● **Instructions for the task**
Answer with one number: how many lines hold "name".

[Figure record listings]
----------

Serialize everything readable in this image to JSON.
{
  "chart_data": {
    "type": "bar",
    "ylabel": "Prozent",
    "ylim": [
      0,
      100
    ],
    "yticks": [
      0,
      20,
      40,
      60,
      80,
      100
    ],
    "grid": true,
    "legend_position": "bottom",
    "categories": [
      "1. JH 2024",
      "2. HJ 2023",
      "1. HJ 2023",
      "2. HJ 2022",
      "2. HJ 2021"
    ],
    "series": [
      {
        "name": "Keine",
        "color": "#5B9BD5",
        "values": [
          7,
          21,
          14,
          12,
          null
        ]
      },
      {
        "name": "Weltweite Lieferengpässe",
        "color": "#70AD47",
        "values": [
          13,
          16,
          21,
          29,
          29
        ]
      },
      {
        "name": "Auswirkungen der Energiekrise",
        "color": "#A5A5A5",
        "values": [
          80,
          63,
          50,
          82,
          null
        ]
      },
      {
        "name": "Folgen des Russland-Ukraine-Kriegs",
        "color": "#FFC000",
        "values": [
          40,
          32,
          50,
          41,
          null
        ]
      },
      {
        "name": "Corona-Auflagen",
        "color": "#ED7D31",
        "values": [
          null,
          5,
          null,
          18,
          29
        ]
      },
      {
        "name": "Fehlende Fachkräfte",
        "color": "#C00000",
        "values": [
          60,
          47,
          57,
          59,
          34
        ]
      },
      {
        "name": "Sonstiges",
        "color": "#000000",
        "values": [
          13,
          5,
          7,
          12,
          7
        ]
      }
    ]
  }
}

----------

● **Task output**
7